**Texte:**
* * *
Les étapes qui peuvent paraître des étapes inutiles, sans intérêt paysager par exemple, sont des étapes d’accoutumance au pays dans lequel on se trouve, ou des étapes de transition pour mieux apprécier la beauté des étapes les plus désirées.

Dans cette boucle autour de la Cappadoce, j’ai pratiquement presque tout rencontré sauf le très mauvais temps (encore que j’ai eu des flocons de neige en montant le col avant Nigde) : de la grosse chaleur qui fait rougir et peler bras et jambes (entre Konya et Ihlara) à la pluie et au vent de face (de Urgup à Mustafapasa notamment), mais aussi des conditions favorables en température (de Ihlara à Uchisar à Urgup) ou même négatives (de Ismil à Konya). Les points marquants de ce périple ont été : le vol en montgolfière, la descente et remontée de la vallée d’Ihlara, la boucle Uchisar-vallée des pigeons-Gorème-vallée de l’amour-vallée blanche-citadelle d’Uchisar, la boucle vallée rouge-vallée rose depuis Gorème. 

Dans ces points phare, le vélo a assuré les liaisons.

La combinaison hôtel-tente m’a permis de caler des étapes adaptées en kilométrage à ce que je souhaitais avec les bienfaits de pouvoir vraiment se reposer dans un lit et au chaud !
* * *
**Données:**
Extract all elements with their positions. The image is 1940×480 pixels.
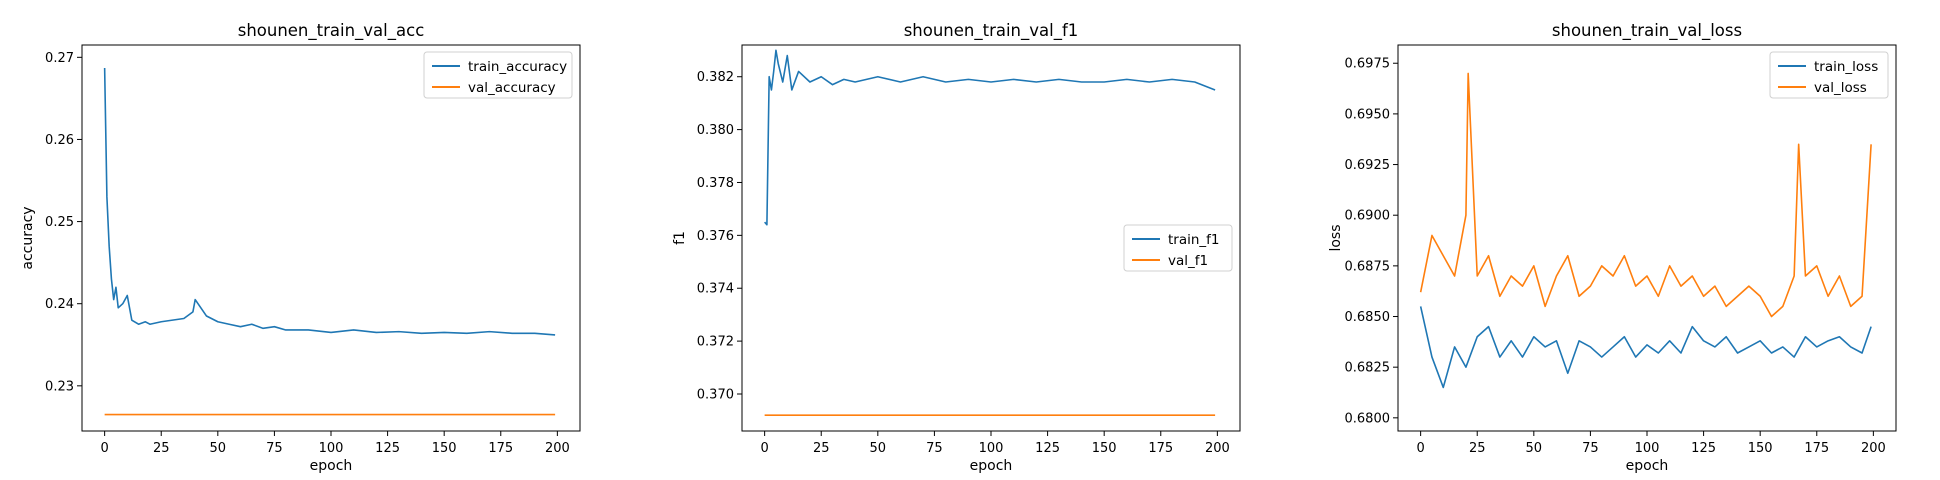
- y-tick-label: 0.26: [45, 133, 74, 148]
- y-tick-label: 0.23: [45, 379, 74, 394]
- x-tick-label: 200: [1861, 441, 1886, 456]
- legend-label: val_loss: [1814, 80, 1867, 96]
- y-tick-label: 0.6950: [1345, 107, 1391, 122]
- y-tick-label: 0.382: [697, 70, 734, 85]
- legend: train_accuracy val_accuracy: [423, 51, 573, 99]
- y-tick-label: 0.6900: [1345, 209, 1391, 224]
- y-tick-label: 0.378: [697, 176, 734, 191]
- y-tick-label: 0.370: [697, 387, 734, 402]
- y-tick-label: 0.6850: [1345, 310, 1391, 325]
- series-line-train_loss: [1419, 306, 1872, 389]
- x-tick-label: 100: [1635, 441, 1660, 456]
- x-tick-label: 125: [1035, 441, 1060, 456]
- legend-label: train_accuracy: [468, 59, 567, 75]
- y-tick-label: 0.6800: [1345, 411, 1391, 426]
- legend: train_f1 val_f1: [1123, 224, 1233, 272]
- x-tick-label: 200: [545, 441, 570, 456]
- x-tick-label: 50: [210, 441, 227, 456]
- plot-frame: [1397, 44, 1897, 432]
- legend-label: val_accuracy: [468, 80, 556, 96]
- x-axis-label: epoch: [970, 458, 1013, 474]
- legend-label: val_f1: [1168, 253, 1208, 269]
- y-tick-label: 0.374: [697, 282, 734, 297]
- x-tick-label: 150: [432, 441, 457, 456]
- x-tick-label: 100: [319, 441, 344, 456]
- legend: train_loss val_loss: [1769, 51, 1889, 99]
- series-line-val_loss: [1419, 72, 1872, 318]
- y-tick-label: 0.27: [45, 51, 74, 66]
- x-tick-label: 150: [1748, 441, 1773, 456]
- x-tick-label: 25: [813, 441, 830, 456]
- y-tick-label: 0.380: [697, 123, 734, 138]
- x-tick-label: 50: [1526, 441, 1543, 456]
- y-tick-label: 0.24: [45, 297, 74, 312]
- x-axis-label: epoch: [310, 458, 353, 474]
- chart-panel-1: 0 25 50 75 100 125 150 175 200 0.370 0.372 0.374 0.3…: [672, 21, 1241, 474]
- chart-title: shounen_train_val_loss: [1552, 21, 1742, 41]
- y-tick-label: 0.6825: [1345, 361, 1391, 376]
- y-tick-label: 0.6925: [1345, 158, 1391, 173]
- x-tick-label: 75: [1582, 441, 1599, 456]
- x-tick-label: 25: [153, 441, 170, 456]
- x-tick-label: 50: [870, 441, 887, 456]
- x-tick-label: 175: [1804, 441, 1829, 456]
- x-tick-label: 150: [1092, 441, 1117, 456]
- x-tick-label: 0: [100, 441, 108, 456]
- y-axis-label: loss: [1328, 224, 1344, 251]
- x-tick-label: 175: [488, 441, 513, 456]
- y-tick-label: 0.372: [697, 335, 734, 350]
- x-tick-label: 125: [1691, 441, 1716, 456]
- y-axis-label: accuracy: [20, 206, 36, 269]
- series-line-train_accuracy: [103, 67, 556, 336]
- x-tick-label: 0: [1416, 441, 1424, 456]
- chart-panel-0: 0 25 50 75 100 125 150 175 200 0.23 0.24 0.25 0.26 0.…: [20, 21, 581, 474]
- series-line-train_f1: [764, 49, 1216, 226]
- x-tick-label: 75: [266, 441, 283, 456]
- y-tick-label: 0.376: [697, 229, 734, 244]
- x-tick-label: 125: [375, 441, 400, 456]
- y-tick-label: 0.25: [45, 215, 74, 230]
- x-tick-label: 200: [1205, 441, 1230, 456]
- y-tick-label: 0.6875: [1345, 259, 1391, 274]
- chart-panel-2: 0 25 50 75 100 125 150 175 200 0.6800 0.6825 0.6850…: [1328, 21, 1897, 474]
- legend-label: train_loss: [1814, 59, 1878, 75]
- y-tick-label: 0.6975: [1345, 57, 1391, 72]
- legend-box: [423, 51, 573, 99]
- plot-frame: [81, 44, 581, 432]
- x-tick-label: 0: [760, 441, 768, 456]
- x-tick-label: 100: [979, 441, 1004, 456]
- x-tick-label: 75: [926, 441, 943, 456]
- legend-label: train_f1: [1168, 232, 1220, 248]
- chart-title: shounen_train_val_acc: [238, 21, 425, 41]
- y-axis-label: f1: [672, 231, 688, 245]
- x-tick-label: 25: [1469, 441, 1486, 456]
- chart-title: shounen_train_val_f1: [904, 21, 1079, 41]
- x-axis-label: epoch: [1626, 458, 1669, 474]
- x-tick-label: 175: [1148, 441, 1173, 456]
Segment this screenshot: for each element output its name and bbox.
* * *
**Exercices:**
- a) Dans le texte sur le voyage à vélo en Cappadoce, relevez tous les points marquants du périple que l'auteur énumère.
- b) Recopiez le passage du texte sur le voyage à vélo en Cappadoce qui débute aux mots « Les étapes qui » et s'arrête après « les plus désirées. ».

**Corrigés:**
- a)
- le vol en montgolfière
- la descente et remontée de la vallée d'Ihlara
- la boucle Uchisar-vallée des pigeons-Gorème-vallée de l'amour-vallée blanche-citadelle d'Uchisar
- la boucle vallée rouge-vallée rose depuis Gorème

- b)
Les étapes qui peuvent paraître des étapes inutiles, sans intérêt paysager par exemple, sont des étapes d’accoutumance au pays dans lequel on se trouve, ou des étapes de transition pour mieux apprécier la beauté des étapes les plus désirées.